Requirements =
Examine the records and identify each line that includes the string "name". Copy those lines.

[Figure contents as structured data]
▶

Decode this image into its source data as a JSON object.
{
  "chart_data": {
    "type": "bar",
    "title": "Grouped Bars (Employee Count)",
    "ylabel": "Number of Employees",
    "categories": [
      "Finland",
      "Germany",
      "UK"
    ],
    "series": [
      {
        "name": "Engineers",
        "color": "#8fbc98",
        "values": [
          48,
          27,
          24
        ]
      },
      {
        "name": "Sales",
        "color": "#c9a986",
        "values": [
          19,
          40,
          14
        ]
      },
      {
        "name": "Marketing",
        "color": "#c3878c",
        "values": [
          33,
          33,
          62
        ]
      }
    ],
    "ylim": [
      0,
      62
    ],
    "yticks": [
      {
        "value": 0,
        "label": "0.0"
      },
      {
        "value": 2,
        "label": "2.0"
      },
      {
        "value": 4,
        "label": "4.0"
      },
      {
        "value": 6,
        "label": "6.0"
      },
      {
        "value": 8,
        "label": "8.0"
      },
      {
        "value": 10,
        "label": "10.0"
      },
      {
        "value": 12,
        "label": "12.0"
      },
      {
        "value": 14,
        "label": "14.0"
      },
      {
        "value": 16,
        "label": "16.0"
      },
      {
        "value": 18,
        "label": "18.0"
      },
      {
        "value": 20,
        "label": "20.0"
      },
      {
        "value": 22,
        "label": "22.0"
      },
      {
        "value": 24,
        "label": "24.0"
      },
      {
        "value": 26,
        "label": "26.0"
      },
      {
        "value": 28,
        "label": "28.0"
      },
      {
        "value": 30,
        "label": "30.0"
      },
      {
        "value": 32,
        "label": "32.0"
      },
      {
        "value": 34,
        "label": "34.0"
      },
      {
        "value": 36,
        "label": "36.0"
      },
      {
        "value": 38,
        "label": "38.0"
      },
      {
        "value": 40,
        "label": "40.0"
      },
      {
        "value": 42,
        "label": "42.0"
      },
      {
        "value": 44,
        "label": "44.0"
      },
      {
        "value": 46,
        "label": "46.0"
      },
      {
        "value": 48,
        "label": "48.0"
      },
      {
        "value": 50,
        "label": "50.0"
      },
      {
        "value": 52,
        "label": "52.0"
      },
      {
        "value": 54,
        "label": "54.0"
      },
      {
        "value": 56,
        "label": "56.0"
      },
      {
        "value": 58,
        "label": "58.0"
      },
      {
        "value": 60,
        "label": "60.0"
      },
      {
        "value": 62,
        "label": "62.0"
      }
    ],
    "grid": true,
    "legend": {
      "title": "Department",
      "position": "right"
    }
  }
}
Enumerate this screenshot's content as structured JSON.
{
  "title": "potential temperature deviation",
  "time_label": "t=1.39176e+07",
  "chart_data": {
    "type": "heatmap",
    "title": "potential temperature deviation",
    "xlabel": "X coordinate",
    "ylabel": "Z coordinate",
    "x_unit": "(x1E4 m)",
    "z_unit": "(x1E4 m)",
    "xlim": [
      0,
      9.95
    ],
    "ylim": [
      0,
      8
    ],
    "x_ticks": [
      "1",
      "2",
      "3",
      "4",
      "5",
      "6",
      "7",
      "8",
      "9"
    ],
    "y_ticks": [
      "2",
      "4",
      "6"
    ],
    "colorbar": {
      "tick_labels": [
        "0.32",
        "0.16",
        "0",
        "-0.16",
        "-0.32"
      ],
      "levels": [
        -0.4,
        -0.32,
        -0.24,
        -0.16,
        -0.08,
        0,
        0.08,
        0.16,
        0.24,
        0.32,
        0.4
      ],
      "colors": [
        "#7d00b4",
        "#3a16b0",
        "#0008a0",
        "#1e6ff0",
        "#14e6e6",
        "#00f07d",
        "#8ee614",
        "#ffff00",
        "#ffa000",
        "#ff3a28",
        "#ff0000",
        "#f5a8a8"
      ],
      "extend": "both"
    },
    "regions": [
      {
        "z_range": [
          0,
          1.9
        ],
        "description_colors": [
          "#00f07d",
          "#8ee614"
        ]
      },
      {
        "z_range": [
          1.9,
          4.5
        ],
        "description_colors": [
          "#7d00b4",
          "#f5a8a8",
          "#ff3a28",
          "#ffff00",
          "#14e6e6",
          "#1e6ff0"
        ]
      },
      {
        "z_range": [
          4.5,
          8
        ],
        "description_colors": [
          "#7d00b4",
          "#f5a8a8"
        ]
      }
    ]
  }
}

◀

Exercise answer =
        "name": "Engineers",
        "name": "Sales",
        "name": "Marketing",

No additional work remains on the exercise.